# Start of MATERIAL SUPPLIED
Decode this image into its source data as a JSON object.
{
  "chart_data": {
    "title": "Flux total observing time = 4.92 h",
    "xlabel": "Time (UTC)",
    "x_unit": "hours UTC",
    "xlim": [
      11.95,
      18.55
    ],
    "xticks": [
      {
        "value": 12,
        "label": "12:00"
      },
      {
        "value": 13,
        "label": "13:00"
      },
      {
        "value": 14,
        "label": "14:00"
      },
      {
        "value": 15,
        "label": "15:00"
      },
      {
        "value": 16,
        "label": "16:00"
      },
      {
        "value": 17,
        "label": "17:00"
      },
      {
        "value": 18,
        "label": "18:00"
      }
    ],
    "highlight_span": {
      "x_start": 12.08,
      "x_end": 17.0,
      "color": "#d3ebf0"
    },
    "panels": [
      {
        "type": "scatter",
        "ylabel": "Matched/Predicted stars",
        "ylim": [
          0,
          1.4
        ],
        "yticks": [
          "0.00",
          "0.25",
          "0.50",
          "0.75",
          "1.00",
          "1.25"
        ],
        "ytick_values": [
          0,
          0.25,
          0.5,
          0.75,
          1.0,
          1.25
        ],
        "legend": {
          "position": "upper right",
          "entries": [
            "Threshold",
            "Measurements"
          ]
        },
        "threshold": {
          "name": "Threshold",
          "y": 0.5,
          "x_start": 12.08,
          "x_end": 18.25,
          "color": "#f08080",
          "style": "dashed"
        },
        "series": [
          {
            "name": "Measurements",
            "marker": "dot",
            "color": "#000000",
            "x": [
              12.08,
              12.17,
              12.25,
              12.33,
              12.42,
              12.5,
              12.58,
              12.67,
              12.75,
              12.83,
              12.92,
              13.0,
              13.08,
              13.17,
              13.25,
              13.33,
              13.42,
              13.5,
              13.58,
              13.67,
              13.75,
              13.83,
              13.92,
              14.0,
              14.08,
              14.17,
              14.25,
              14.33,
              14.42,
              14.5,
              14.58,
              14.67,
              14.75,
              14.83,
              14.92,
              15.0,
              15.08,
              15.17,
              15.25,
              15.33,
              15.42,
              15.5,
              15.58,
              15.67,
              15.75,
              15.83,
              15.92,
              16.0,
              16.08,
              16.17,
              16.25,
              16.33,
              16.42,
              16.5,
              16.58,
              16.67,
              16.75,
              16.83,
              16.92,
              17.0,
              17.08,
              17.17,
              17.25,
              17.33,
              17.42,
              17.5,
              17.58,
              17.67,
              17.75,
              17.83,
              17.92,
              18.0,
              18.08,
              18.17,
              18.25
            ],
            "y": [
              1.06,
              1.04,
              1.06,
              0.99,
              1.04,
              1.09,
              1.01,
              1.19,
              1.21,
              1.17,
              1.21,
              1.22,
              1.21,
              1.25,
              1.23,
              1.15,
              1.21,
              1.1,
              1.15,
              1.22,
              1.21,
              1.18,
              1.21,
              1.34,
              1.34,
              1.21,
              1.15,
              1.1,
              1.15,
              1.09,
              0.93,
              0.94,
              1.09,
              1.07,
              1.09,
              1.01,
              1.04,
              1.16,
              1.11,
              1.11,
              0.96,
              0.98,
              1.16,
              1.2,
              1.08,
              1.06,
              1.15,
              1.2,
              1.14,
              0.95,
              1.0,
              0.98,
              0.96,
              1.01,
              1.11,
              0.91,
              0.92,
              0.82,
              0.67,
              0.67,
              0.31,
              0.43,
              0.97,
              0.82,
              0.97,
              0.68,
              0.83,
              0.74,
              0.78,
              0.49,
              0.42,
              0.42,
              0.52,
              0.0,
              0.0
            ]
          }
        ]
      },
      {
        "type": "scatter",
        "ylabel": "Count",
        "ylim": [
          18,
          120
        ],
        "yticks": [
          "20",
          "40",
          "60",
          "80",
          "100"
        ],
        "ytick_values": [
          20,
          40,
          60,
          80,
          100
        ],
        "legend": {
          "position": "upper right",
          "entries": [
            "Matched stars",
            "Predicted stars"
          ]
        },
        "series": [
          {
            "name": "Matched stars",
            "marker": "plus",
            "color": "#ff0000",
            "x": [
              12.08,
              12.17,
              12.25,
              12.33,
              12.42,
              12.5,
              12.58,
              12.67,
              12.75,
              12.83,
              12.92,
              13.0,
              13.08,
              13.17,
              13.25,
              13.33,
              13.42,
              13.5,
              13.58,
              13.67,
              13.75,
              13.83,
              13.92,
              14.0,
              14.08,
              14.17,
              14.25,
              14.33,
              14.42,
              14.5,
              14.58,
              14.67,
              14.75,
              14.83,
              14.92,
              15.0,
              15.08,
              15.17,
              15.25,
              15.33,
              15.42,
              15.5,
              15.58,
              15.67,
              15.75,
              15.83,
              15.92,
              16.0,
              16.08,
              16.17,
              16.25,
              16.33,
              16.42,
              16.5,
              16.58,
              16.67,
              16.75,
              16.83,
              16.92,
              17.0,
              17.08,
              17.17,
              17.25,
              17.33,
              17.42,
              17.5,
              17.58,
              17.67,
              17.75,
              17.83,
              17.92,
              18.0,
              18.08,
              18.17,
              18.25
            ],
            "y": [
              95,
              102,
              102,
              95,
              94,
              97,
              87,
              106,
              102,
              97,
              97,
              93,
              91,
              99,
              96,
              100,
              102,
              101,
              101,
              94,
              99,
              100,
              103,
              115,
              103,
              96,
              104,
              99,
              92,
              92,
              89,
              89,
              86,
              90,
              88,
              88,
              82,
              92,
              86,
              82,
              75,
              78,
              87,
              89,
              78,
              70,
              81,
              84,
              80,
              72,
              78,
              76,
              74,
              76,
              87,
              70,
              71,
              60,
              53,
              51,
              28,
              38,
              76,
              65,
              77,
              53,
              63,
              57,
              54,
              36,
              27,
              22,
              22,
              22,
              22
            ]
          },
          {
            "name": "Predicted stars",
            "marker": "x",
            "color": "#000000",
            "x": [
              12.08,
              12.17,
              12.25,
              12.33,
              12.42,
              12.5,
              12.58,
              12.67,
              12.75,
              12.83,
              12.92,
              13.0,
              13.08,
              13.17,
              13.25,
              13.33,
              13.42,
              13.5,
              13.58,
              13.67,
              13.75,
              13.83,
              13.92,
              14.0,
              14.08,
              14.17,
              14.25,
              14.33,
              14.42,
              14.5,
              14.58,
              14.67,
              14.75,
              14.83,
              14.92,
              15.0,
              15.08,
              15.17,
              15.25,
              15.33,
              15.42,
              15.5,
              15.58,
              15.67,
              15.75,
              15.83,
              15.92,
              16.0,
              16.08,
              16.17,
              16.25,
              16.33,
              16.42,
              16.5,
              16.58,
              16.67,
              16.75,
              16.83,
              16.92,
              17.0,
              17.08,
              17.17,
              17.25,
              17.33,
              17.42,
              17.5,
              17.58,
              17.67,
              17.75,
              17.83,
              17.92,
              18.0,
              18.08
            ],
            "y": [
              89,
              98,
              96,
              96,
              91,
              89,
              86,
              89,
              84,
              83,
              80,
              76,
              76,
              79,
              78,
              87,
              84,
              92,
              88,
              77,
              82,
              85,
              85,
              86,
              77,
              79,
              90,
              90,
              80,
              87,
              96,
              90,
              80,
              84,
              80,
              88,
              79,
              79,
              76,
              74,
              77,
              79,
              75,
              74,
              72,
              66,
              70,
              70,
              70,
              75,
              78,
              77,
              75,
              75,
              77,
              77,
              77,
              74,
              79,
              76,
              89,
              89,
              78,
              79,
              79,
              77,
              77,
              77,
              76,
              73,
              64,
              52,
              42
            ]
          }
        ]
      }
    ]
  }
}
# End of MATERIAL SUPPLIED
## REQUEST
Pull out each record as written and restate it exactly.

## RESULT BELOW
Decode this image into its source data as a JSON object.
{
  "chart_data": {
    "title": "Flux total observing time = 4.92 h",
    "xlabel": "Time (UTC)",
    "x_unit": "hours UTC",
    "xlim": [
      11.95,
      18.55
    ],
    "xticks": [
      {
        "value": 12,
        "label": "12:00"
      },
      {
        "value": 13,
        "label": "13:00"
      },
      {
        "value": 14,
        "label": "14:00"
      },
      {
        "value": 15,
        "label": "15:00"
      },
      {
        "value": 16,
        "label": "16:00"
      },
      {
        "value": 17,
        "label": "17:00"
      },
      {
        "value": 18,
        "label": "18:00"
      }
    ],
    "highlight_span": {
      "x_start": 12.08,
      "x_end": 17.0,
      "color": "#d3ebf0"
    },
    "panels": [
      {
        "type": "scatter",
        "ylabel": "Matched/Predicted stars",
        "ylim": [
          0,
          1.4
        ],
        "yticks": [
          "0.00",
          "0.25",
          "0.50",
          "0.75",
          "1.00",
          "1.25"
        ],
        "ytick_values": [
          0,
          0.25,
          0.5,
          0.75,
          1.0,
          1.25
        ],
        "legend": {
          "position": "upper right",
          "entries": [
            "Threshold",
            "Measurements"
          ]
        },
        "threshold": {
          "name": "Threshold",
          "y": 0.5,
          "x_start": 12.08,
          "x_end": 18.25,
          "color": "#f08080",
          "style": "dashed"
        },
        "series": [
          {
            "name": "Measurements",
            "marker": "dot",
            "color": "#000000",
            "x": [
              12.08,
              12.17,
              12.25,
              12.33,
              12.42,
              12.5,
              12.58,
              12.67,
              12.75,
              12.83,
              12.92,
              13.0,
              13.08,
              13.17,
              13.25,
              13.33,
              13.42,
              13.5,
              13.58,
              13.67,
              13.75,
              13.83,
              13.92,
              14.0,
              14.08,
              14.17,
              14.25,
              14.33,
              14.42,
              14.5,
              14.58,
              14.67,
              14.75,
              14.83,
              14.92,
              15.0,
              15.08,
              15.17,
              15.25,
              15.33,
              15.42,
              15.5,
              15.58,
              15.67,
              15.75,
              15.83,
              15.92,
              16.0,
              16.08,
              16.17,
              16.25,
              16.33,
              16.42,
              16.5,
              16.58,
              16.67,
              16.75,
              16.83,
              16.92,
              17.0,
              17.08,
              17.17,
              17.25,
              17.33,
              17.42,
              17.5,
              17.58,
              17.67,
              17.75,
              17.83,
              17.92,
              18.0,
              18.08,
              18.17,
              18.25
            ],
            "y": [
              1.06,
              1.04,
              1.06,
              0.99,
              1.04,
              1.09,
              1.01,
              1.19,
              1.21,
              1.17,
              1.21,
              1.22,
              1.21,
              1.25,
              1.23,
              1.15,
              1.21,
              1.1,
              1.15,
              1.22,
              1.21,
              1.18,
              1.21,
              1.34,
              1.34,
              1.21,
              1.15,
              1.1,
              1.15,
              1.09,
              0.93,
              0.94,
              1.09,
              1.07,
              1.09,
              1.01,
              1.04,
              1.16,
              1.11,
              1.11,
              0.96,
              0.98,
              1.16,
              1.2,
              1.08,
              1.06,
              1.15,
              1.2,
              1.14,
              0.95,
              1.0,
              0.98,
              0.96,
              1.01,
              1.11,
              0.91,
              0.92,
              0.82,
              0.67,
              0.67,
              0.31,
              0.43,
              0.97,
              0.82,
              0.97,
              0.68,
              0.83,
              0.74,
              0.78,
              0.49,
              0.42,
              0.42,
              0.52,
              0.0,
              0.0
            ]
          }
        ]
      },
      {
        "type": "scatter",
        "ylabel": "Count",
        "ylim": [
          18,
          120
        ],
        "yticks": [
          "20",
          "40",
          "60",
          "80",
          "100"
        ],
        "ytick_values": [
          20,
          40,
          60,
          80,
          100
        ],
        "legend": {
          "position": "upper right",
          "entries": [
            "Matched stars",
            "Predicted stars"
          ]
        },
        "series": [
          {
            "name": "Matched stars",
            "marker": "plus",
            "color": "#ff0000",
            "x": [
              12.08,
              12.17,
              12.25,
              12.33,
              12.42,
              12.5,
              12.58,
              12.67,
              12.75,
              12.83,
              12.92,
              13.0,
              13.08,
              13.17,
              13.25,
              13.33,
              13.42,
              13.5,
              13.58,
              13.67,
              13.75,
              13.83,
              13.92,
              14.0,
              14.08,
              14.17,
              14.25,
              14.33,
              14.42,
              14.5,
              14.58,
              14.67,
              14.75,
              14.83,
              14.92,
              15.0,
              15.08,
              15.17,
              15.25,
              15.33,
              15.42,
              15.5,
              15.58,
              15.67,
              15.75,
              15.83,
              15.92,
              16.0,
              16.08,
              16.17,
              16.25,
              16.33,
              16.42,
              16.5,
              16.58,
              16.67,
              16.75,
              16.83,
              16.92,
              17.0,
              17.08,
              17.17,
              17.25,
              17.33,
              17.42,
              17.5,
              17.58,
              17.67,
              17.75,
              17.83,
              17.92,
              18.0,
              18.08,
              18.17,
              18.25
            ],
            "y": [
              95,
              102,
              102,
              95,
              94,
              97,
              87,
              106,
              102,
              97,
              97,
              93,
              91,
              99,
              96,
              100,
              102,
              101,
              101,
              94,
              99,
              100,
              103,
              115,
              103,
              96,
              104,
              99,
              92,
              92,
              89,
              89,
              86,
              90,
              88,
              88,
              82,
              92,
              86,
              82,
              75,
              78,
              87,
              89,
              78,
              70,
              81,
              84,
              80,
              72,
              78,
              76,
              74,
              76,
              87,
              70,
              71,
              60,
              53,
              51,
              28,
              38,
              76,
              65,
              77,
              53,
              63,
              57,
              54,
              36,
              27,
              22,
              22,
              22,
              22
            ]
          },
          {
            "name": "Predicted stars",
            "marker": "x",
            "color": "#000000",
            "x": [
              12.08,
              12.17,
              12.25,
              12.33,
              12.42,
              12.5,
              12.58,
              12.67,
              12.75,
              12.83,
              12.92,
              13.0,
              13.08,
              13.17,
              13.25,
              13.33,
              13.42,
              13.5,
              13.58,
              13.67,
              13.75,
              13.83,
              13.92,
              14.0,
              14.08,
              14.17,
              14.25,
              14.33,
              14.42,
              14.5,
              14.58,
              14.67,
              14.75,
              14.83,
              14.92,
              15.0,
              15.08,
              15.17,
              15.25,
              15.33,
              15.42,
              15.5,
              15.58,
              15.67,
              15.75,
              15.83,
              15.92,
              16.0,
              16.08,
              16.17,
              16.25,
              16.33,
              16.42,
              16.5,
              16.58,
              16.67,
              16.75,
              16.83,
              16.92,
              17.0,
              17.08,
              17.17,
              17.25,
              17.33,
              17.42,
              17.5,
              17.58,
              17.67,
              17.75,
              17.83,
              17.92,
              18.0,
              18.08
            ],
            "y": [
              89,
              98,
              96,
              96,
              91,
              89,
              86,
              89,
              84,
              83,
              80,
              76,
              76,
              79,
              78,
              87,
              84,
              92,
              88,
              77,
              82,
              85,
              85,
              86,
              77,
              79,
              90,
              90,
              80,
              87,
              96,
              90,
              80,
              84,
              80,
              88,
              79,
              79,
              76,
              74,
              77,
              79,
              75,
              74,
              72,
              66,
              70,
              70,
              70,
              75,
              78,
              77,
              75,
              75,
              77,
              77,
              77,
              74,
              79,
              76,
              89,
              89,
              78,
              79,
              79,
              77,
              77,
              77,
              76,
              73,
              64,
              52,
              42
            ]
          }
        ]
      }
    ]
  }
}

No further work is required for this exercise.